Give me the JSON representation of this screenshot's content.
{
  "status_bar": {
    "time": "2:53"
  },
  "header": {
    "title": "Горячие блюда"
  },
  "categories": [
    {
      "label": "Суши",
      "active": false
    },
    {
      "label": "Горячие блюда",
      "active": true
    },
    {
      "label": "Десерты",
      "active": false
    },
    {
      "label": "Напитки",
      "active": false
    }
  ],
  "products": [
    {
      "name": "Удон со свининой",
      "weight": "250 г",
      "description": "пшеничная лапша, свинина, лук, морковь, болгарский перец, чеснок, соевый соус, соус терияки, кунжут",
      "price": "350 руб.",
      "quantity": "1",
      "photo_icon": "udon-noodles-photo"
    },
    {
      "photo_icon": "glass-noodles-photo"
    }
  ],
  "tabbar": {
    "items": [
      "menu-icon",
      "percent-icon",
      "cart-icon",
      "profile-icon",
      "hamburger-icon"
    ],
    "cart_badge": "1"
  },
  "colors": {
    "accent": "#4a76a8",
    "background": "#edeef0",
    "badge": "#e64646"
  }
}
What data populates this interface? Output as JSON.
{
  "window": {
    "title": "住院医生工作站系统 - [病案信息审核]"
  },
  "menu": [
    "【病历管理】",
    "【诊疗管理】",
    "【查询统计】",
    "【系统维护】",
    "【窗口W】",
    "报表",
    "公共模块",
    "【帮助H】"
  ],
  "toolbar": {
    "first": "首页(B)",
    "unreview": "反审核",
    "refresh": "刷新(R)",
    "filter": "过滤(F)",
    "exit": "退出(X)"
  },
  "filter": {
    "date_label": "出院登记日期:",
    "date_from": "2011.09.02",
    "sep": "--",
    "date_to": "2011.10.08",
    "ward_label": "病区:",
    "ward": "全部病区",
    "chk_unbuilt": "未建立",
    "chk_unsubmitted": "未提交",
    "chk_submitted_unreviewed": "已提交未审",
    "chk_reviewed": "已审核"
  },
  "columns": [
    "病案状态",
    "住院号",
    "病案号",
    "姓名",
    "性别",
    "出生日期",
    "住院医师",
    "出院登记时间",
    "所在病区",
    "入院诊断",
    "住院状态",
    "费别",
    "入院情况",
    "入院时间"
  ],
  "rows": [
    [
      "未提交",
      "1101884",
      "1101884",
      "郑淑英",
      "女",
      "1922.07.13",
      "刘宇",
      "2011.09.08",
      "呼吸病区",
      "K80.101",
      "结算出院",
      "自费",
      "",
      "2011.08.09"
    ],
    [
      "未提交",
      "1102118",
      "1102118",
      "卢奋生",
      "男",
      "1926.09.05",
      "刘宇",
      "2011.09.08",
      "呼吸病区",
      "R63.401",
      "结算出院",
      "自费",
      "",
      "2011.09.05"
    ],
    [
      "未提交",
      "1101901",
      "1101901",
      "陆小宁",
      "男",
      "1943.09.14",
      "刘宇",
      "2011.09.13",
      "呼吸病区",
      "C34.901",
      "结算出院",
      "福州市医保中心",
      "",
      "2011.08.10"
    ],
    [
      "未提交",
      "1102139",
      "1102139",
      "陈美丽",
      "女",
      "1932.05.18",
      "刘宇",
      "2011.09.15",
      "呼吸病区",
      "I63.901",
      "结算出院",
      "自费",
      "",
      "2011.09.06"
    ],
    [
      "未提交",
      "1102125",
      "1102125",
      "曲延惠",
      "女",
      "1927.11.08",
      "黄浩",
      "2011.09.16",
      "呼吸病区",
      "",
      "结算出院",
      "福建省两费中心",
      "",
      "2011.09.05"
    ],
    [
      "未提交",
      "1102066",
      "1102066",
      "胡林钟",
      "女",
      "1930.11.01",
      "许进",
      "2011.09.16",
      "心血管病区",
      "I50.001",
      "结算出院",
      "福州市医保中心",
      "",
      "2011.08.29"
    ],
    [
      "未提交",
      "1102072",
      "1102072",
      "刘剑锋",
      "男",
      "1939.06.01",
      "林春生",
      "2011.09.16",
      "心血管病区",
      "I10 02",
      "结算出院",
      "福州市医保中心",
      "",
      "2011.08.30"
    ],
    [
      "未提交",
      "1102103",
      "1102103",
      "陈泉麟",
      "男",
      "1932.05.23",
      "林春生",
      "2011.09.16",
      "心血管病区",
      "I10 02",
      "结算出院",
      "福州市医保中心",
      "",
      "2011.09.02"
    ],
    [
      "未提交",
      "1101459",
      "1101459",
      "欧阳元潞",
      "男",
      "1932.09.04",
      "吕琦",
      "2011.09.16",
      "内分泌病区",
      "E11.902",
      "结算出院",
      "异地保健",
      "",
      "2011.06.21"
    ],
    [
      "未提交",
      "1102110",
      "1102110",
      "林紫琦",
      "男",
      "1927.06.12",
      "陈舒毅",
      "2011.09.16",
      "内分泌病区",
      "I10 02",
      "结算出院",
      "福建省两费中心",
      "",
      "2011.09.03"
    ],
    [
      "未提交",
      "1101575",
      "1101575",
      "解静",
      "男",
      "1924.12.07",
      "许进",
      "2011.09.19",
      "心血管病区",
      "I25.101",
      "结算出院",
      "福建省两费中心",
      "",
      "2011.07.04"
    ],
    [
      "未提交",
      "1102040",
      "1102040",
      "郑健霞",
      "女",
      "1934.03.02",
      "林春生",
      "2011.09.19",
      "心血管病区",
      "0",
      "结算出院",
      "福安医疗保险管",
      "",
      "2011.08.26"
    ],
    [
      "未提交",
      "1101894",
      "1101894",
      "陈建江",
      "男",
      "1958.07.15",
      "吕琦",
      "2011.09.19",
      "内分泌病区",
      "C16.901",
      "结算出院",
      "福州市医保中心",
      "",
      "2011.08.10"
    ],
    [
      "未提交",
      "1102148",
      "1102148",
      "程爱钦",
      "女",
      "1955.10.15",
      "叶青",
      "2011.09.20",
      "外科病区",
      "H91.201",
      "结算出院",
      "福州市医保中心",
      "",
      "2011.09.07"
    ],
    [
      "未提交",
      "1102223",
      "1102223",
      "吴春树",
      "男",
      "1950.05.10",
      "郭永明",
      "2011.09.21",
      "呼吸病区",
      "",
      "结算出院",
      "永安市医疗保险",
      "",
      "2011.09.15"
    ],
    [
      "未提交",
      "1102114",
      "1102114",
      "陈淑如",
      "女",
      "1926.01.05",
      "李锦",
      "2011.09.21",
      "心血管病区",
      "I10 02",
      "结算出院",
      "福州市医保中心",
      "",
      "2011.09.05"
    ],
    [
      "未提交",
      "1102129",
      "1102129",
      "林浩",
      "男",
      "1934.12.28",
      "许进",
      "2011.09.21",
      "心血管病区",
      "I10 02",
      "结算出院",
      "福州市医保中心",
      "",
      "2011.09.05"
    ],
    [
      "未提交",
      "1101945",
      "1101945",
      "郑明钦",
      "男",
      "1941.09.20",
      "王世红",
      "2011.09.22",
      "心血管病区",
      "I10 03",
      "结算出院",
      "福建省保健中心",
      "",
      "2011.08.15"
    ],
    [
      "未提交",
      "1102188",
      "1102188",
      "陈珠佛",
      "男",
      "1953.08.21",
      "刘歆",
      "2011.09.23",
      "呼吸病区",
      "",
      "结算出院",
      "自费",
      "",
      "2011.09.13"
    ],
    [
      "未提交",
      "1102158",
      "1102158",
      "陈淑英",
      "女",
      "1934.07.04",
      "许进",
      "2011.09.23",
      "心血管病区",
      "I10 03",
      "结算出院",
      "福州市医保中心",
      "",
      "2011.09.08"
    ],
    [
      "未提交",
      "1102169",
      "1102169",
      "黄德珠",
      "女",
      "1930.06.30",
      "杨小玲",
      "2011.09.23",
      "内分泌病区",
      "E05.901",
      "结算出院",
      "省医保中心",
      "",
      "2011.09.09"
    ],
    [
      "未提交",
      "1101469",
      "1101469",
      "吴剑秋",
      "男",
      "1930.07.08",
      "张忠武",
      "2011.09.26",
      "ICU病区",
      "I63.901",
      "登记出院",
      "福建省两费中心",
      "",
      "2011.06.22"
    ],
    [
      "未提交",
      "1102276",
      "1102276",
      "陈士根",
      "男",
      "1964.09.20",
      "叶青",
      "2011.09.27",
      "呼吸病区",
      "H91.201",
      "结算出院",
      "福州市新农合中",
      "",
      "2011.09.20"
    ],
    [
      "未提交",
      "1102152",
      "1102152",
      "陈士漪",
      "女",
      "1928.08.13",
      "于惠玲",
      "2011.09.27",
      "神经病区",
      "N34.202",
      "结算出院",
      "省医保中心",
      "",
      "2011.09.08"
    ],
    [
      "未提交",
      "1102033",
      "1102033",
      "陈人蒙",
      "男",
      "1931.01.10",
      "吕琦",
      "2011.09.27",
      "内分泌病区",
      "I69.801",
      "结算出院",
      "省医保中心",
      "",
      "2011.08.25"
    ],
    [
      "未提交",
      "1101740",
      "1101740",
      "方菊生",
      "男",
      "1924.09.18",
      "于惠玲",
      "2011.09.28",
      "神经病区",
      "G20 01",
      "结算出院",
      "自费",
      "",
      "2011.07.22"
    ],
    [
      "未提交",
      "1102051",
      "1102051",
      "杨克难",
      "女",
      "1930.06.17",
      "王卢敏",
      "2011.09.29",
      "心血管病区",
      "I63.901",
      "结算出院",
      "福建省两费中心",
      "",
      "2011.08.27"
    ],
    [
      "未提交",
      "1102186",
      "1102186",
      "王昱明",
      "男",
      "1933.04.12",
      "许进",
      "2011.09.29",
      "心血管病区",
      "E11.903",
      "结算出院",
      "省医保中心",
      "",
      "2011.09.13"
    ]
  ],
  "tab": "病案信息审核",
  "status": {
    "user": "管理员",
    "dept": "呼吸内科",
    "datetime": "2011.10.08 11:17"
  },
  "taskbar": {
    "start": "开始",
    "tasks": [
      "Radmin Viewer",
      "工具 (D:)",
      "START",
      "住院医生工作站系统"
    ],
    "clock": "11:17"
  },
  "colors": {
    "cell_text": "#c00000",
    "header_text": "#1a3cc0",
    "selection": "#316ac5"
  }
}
§
- _Instructions for the task_: Work out the number of lines in this listing that include the word "title". Reply with that number only.

- _Full response_: 2